* DATA SHOWN:
-------------------------

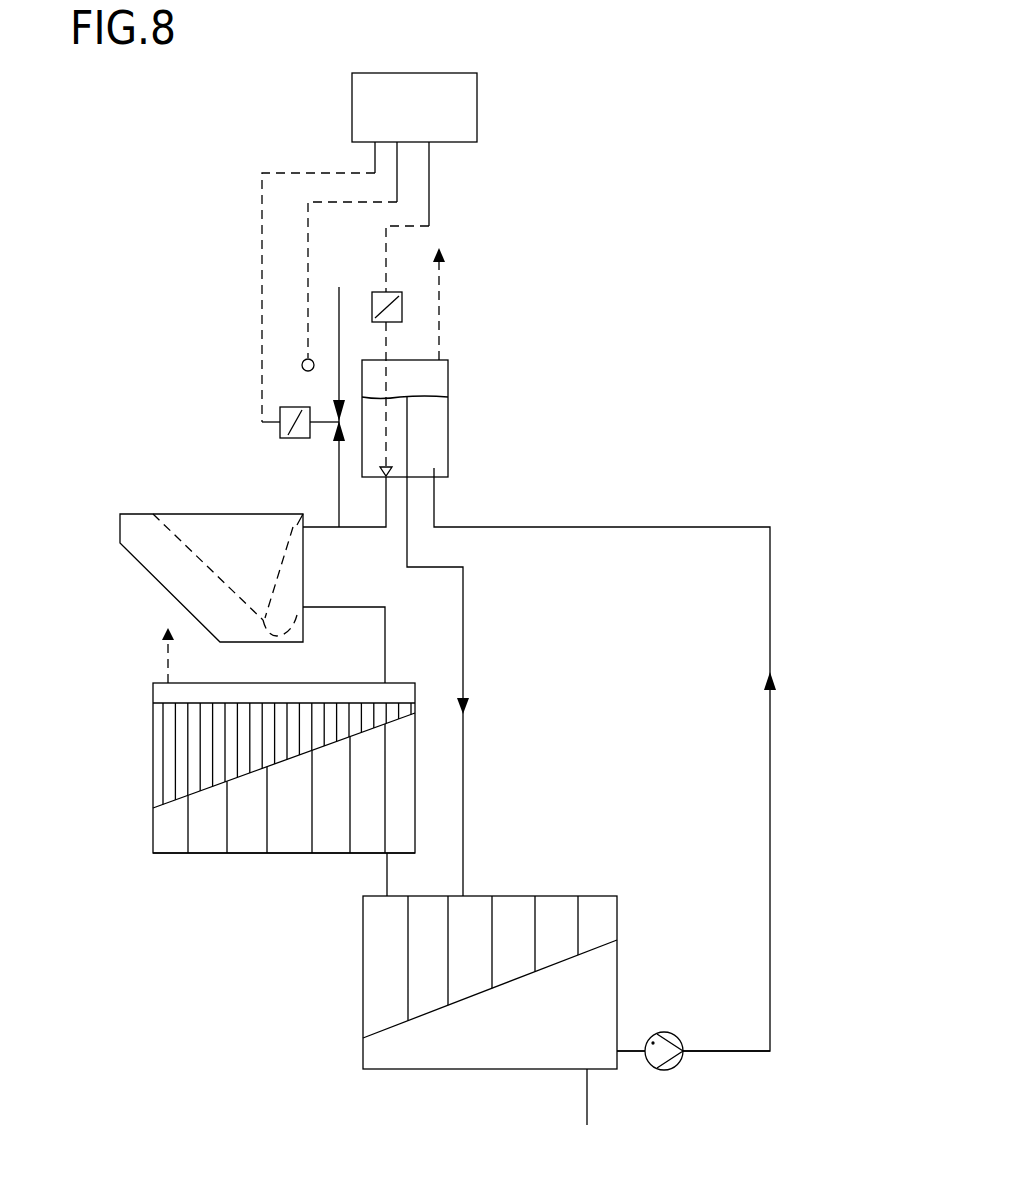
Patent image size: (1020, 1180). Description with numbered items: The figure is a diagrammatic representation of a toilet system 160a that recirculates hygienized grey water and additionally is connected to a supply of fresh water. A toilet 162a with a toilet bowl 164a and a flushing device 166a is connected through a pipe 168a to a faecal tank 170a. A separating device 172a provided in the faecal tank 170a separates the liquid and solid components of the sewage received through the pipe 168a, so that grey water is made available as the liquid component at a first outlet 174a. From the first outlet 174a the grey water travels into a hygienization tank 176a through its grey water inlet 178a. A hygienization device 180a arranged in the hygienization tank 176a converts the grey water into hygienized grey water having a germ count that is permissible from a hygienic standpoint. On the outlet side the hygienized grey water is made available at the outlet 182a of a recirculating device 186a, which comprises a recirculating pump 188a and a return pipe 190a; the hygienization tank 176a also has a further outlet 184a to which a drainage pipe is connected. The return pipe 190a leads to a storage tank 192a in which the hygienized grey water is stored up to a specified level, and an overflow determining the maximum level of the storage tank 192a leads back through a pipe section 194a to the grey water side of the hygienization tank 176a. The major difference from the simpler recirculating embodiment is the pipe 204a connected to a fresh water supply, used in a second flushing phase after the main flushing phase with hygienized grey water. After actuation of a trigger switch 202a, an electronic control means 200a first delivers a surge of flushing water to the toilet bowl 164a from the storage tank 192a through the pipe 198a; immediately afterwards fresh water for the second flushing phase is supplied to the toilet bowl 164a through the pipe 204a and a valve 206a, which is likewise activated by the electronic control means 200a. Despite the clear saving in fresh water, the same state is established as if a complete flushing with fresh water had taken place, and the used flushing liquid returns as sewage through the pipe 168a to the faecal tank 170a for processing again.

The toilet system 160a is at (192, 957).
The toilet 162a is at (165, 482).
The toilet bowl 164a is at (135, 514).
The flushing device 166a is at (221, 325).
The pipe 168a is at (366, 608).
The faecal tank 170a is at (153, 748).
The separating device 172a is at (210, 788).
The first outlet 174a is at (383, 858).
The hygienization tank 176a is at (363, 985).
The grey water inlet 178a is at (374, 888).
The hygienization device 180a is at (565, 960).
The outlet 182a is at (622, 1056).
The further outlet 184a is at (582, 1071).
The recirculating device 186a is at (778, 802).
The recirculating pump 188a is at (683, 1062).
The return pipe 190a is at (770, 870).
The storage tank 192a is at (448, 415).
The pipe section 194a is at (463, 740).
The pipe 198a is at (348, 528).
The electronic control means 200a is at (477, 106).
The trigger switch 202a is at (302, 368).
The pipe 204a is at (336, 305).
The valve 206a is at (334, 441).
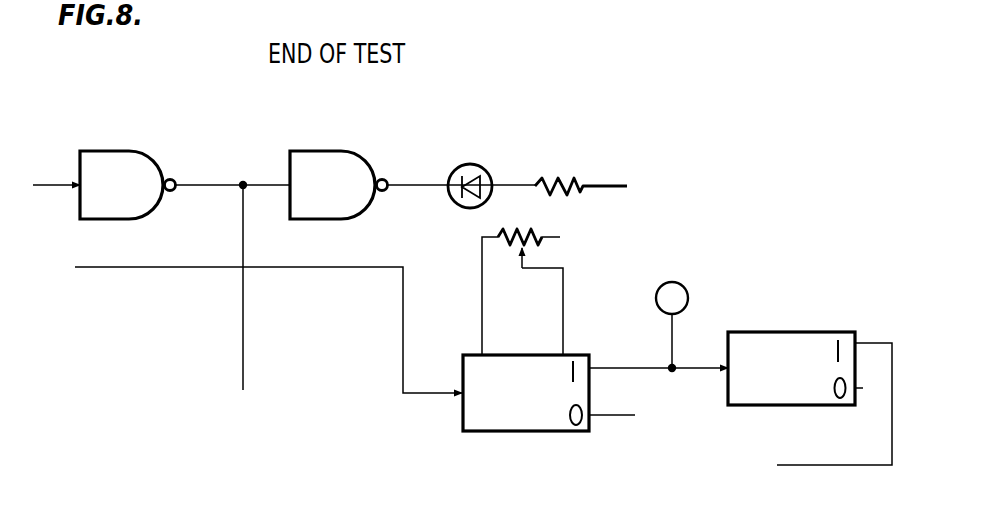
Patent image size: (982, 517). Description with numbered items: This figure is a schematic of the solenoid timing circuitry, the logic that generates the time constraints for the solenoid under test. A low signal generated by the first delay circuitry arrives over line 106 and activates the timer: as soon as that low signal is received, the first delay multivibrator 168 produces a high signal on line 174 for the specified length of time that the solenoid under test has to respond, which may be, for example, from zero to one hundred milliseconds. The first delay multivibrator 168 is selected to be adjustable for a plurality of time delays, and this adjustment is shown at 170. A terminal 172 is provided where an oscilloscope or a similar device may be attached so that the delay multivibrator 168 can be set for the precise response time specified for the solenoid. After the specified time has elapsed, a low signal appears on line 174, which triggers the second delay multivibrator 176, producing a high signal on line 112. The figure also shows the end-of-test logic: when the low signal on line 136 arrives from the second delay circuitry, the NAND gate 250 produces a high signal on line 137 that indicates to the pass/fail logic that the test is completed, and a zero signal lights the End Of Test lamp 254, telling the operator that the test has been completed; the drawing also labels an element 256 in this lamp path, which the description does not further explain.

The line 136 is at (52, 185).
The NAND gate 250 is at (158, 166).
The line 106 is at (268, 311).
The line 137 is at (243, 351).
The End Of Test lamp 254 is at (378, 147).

-------------------------

* EXERCISE OBJECTIVE: Copy out the items from the line with "Patent image size: (982, 517)." to the line with "The line 137 is at (243, 351).", keeping both of those lines.

* TASK RESULT:
Patent image size: (982, 517). Description with numbered items: This figure is a schematic of the solenoid timing circuitry, the logic that generates the time constraints for the solenoid under test. A low signal generated by the first delay circuitry arrives over line 106 and activates the timer: as soon as that low signal is received, the first delay multivibrator 168 produces a high signal on line 174 for the specified length of time that the solenoid under test has to respond, which may be, for example, from zero to one hundred milliseconds. The first delay multivibrator 168 is selected to be adjustable for a plurality of time delays, and this adjustment is shown at 170. A terminal 172 is provided where an oscilloscope or a similar device may be attached so that the delay multivibrator 168 can be set for the precise response time specified for the solenoid. After the specified time has elapsed, a low signal appears on line 174, which triggers the second delay multivibrator 176, producing a high signal on line 112. The figure also shows the end-of-test logic: when the low signal on line 136 arrives from the second delay circuitry, the NAND gate 250 produces a high signal on line 137 that indicates to the pass/fail logic that the test is completed, and a zero signal lights the End Of Test lamp 254, telling the operator that the test has been completed; the drawing also labels an element 256 in this lamp path, which the description does not further explain.

The line 136 is at (52, 185).
The NAND gate 250 is at (158, 166).
The line 106 is at (268, 311).
The line 137 is at (243, 351).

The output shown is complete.